**Compito assegnato**
Puoi proseguire il brano sull'intervista al ministro Cancellieri sulla giustizia, ripartendo dopo l'ultima frase riportata?

**Brano citato**
"Sono numeri che devono farci capire l’urgenza di provvedere in un campo dove da anni non si provvede" ma "un paese che perde fiducia nella giustizia non può andare avanti. Interverremo in maniera laica ma decisa. Ci sono cose che si possono fare da subito, basta un po’ di coraggio. Più che norme sbagliate vedo leggi scritte in maniera assurda, incomprensibile a chi non abbia tre lauree, e così negano la certezza del diritto. La norma poco chiara tradisce i cittadini, per questo nella Repubblica Veneta le leggi erano scritte in dialetto" e "gli uffici giudiziari hanno personale molto anziano e demotivato. Servirebbero uffici con gente premiata se porta a casa i risultati". Così il ministro di Giustizia Anna Maria Cancellieri commenta i 9 milioni di processi pendenti ed i risarcimenti per 340 milioni a causa della giustizia-lumaca, in una intervista al Giornale, che ha consegnato al ministro le segnalazioni dei casi di malagiustizia inviate dai lettori del quotidiano.
Alla domanda se vi sia un problema di produttività dei magistrati risponde: "Io vedo soprattutto un problema di efficienza del sistema, di produttività collettiva. Tant’è vero che abbiamo esperienze luminose come Torino, dove grazie a prassi rigorose si sono azzerati gli arretrati, e Milano, dove i tempi di attesa sono ormai quelli europei. Bisogna esportare queste esperienze in tutta Italia".

**Voci elencate**
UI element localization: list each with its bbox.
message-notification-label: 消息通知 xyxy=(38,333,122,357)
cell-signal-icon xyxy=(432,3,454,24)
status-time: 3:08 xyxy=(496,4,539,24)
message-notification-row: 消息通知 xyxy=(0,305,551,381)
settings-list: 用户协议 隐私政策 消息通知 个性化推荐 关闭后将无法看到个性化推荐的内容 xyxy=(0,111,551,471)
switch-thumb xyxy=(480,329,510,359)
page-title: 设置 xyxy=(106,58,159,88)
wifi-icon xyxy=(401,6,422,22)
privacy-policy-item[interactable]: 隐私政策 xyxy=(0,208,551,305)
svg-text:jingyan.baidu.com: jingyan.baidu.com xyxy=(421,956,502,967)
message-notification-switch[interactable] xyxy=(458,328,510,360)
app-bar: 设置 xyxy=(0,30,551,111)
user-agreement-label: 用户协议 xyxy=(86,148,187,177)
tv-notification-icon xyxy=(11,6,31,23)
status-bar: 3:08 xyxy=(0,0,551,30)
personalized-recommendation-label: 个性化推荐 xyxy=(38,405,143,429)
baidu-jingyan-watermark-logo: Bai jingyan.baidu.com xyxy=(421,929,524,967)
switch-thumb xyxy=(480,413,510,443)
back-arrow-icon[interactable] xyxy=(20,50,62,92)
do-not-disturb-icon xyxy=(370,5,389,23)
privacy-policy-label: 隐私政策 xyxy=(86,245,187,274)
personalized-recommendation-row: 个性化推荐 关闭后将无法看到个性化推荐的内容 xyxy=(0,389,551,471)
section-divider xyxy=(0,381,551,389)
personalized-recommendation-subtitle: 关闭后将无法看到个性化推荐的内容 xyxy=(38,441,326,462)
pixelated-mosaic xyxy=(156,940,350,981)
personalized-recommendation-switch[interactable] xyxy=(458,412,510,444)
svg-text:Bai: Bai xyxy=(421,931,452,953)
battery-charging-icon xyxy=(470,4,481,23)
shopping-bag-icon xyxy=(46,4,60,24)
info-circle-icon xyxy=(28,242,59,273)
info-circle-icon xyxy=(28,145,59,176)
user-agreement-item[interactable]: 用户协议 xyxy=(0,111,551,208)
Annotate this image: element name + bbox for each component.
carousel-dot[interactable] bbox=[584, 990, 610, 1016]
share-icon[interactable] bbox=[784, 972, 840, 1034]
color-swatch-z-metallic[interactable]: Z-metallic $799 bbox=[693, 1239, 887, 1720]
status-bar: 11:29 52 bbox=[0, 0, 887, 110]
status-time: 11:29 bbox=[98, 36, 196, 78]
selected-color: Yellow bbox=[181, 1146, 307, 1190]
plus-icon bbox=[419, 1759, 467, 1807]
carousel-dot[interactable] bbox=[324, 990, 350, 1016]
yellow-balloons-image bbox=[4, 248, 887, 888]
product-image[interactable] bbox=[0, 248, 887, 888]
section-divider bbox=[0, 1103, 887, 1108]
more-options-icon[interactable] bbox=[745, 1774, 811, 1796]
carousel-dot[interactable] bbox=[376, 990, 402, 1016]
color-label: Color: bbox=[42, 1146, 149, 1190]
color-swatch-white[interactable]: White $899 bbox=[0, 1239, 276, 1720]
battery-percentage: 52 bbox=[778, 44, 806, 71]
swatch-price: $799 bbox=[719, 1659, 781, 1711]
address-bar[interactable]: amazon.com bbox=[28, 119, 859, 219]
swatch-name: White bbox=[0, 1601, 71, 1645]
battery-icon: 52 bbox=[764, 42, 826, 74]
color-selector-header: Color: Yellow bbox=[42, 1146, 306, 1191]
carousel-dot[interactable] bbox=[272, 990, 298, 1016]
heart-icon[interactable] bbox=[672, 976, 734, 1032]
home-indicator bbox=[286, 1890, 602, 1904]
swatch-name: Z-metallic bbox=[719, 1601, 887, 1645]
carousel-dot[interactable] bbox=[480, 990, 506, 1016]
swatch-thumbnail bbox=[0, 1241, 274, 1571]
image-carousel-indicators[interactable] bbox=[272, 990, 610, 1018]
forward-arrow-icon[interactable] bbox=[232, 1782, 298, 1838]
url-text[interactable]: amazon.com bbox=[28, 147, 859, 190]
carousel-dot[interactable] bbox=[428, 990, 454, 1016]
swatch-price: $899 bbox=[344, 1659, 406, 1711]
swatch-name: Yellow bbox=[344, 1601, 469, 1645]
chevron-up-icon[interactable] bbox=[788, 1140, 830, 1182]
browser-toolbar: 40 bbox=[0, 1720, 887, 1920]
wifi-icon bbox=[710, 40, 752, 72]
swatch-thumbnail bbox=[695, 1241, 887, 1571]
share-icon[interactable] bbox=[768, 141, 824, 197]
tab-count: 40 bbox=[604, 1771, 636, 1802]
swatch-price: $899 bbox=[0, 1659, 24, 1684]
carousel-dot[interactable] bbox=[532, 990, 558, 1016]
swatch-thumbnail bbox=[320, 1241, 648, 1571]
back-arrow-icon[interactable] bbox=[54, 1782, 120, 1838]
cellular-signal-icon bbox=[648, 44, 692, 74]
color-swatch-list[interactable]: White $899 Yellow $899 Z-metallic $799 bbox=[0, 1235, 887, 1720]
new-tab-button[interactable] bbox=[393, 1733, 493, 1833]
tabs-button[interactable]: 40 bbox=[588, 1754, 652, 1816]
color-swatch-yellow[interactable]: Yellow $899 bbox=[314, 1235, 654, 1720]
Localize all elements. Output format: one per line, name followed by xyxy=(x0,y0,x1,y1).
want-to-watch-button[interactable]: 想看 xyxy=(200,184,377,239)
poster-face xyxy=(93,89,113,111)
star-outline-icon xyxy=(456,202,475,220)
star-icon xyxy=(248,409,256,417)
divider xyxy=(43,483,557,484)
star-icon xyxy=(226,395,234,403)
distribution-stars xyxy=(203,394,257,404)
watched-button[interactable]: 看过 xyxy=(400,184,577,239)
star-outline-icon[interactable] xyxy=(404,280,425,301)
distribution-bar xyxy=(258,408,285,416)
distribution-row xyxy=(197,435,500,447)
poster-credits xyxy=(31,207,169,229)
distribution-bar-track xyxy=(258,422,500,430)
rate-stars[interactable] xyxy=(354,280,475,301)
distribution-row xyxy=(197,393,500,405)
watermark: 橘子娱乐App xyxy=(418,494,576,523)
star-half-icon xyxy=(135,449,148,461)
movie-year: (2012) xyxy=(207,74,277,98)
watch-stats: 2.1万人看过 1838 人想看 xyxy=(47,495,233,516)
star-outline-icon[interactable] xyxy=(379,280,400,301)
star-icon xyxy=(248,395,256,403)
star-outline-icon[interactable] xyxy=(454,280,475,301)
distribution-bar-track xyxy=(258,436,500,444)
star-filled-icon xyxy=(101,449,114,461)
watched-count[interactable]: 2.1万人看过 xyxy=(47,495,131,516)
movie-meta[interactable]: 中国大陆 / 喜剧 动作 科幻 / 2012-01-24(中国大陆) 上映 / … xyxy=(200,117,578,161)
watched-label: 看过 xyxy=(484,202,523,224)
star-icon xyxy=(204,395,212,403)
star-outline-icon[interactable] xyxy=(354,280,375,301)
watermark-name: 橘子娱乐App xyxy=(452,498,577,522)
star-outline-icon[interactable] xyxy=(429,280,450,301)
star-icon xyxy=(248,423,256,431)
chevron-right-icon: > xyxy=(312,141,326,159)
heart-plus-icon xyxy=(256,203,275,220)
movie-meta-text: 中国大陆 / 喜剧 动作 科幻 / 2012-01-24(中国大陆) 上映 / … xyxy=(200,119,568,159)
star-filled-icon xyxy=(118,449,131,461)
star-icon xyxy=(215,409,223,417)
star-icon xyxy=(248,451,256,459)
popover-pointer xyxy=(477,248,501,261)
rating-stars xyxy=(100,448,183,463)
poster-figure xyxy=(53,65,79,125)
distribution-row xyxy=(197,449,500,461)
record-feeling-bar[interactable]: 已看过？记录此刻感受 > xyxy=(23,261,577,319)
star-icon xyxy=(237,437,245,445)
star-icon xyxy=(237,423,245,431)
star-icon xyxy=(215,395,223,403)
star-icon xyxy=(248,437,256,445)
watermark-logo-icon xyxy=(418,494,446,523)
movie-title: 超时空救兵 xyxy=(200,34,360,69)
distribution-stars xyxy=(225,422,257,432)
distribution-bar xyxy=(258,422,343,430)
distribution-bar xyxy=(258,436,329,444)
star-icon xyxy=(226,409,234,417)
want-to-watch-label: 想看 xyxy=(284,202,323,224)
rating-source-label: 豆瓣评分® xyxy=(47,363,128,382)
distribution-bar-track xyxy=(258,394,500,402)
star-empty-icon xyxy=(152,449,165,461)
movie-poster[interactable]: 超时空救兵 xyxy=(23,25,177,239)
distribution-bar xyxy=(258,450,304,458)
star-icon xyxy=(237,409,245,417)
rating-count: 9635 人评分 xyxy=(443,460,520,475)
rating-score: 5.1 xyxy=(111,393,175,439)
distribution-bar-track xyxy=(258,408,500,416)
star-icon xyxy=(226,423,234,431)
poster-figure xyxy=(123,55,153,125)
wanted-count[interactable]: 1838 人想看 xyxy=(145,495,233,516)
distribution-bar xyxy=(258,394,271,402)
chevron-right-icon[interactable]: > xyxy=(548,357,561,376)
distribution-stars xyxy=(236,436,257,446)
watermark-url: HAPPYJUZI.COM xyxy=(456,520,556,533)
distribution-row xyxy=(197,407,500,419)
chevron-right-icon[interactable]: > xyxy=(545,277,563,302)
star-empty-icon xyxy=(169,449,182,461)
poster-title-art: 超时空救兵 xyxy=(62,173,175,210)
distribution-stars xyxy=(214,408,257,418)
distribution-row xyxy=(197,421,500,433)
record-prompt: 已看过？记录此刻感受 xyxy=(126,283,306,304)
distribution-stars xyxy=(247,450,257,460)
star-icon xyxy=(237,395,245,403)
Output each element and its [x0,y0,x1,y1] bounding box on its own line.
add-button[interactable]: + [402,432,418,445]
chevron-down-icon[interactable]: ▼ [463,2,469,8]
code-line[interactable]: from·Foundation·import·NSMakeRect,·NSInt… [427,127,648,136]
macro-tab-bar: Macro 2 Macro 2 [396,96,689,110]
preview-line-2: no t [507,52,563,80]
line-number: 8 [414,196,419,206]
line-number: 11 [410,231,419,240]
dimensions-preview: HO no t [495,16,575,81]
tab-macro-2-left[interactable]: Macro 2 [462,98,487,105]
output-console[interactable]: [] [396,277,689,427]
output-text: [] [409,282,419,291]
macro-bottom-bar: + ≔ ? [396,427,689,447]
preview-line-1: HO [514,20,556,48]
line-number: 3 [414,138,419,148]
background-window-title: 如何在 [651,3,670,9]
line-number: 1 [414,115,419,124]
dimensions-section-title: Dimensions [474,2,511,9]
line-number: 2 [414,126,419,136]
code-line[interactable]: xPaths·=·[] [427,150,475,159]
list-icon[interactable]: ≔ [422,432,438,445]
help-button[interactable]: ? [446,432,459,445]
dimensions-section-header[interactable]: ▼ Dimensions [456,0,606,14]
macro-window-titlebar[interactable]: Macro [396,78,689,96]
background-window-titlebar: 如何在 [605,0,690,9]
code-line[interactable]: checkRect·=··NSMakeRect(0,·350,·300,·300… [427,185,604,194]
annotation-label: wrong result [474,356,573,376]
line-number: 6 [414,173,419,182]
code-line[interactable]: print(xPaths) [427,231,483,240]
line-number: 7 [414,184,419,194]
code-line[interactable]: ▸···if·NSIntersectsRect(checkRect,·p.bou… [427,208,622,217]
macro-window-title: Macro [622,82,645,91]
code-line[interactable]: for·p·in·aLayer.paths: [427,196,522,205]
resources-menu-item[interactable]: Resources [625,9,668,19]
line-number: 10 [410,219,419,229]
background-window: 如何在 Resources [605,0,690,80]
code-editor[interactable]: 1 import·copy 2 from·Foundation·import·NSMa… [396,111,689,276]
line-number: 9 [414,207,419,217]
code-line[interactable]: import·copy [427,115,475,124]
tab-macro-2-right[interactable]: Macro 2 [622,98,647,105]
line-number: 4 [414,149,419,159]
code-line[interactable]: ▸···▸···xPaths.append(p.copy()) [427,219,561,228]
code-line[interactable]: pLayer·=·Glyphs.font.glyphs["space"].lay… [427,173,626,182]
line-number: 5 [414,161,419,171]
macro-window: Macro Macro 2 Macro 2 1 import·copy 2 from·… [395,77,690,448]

**Risposta seguente**
Secondo Cancellieri la custodia cautelare usata come espiazione anticipata della pena "è l’altro problema che abbiamo. E’ passata la mentalità per cui l’unico conto che si paga è il carcere preventivo. Ma ci si dimentica che esiste una presunzione di innocenza. Per questo sono contenta che il Parlamento abbia in esame una norma che rende la custodia cautelare più difficile e chela riporta ai principi che il legislatore aveva individuato a suo tempo. Ma ricordo anche che c’è nel paese una forte richiesta di giustizia, la popolazione non è mai contenta, mai soddisfatta. E il nostro dovere è anche rendere inoffensivi quanti costituiscono un pericolo". In merito all’assalto al reparto della polizia penitenziaria a Gallarate che trasportava un ergastolano il ministro poi commenta: "Cose che non si vedevano da trent’anni".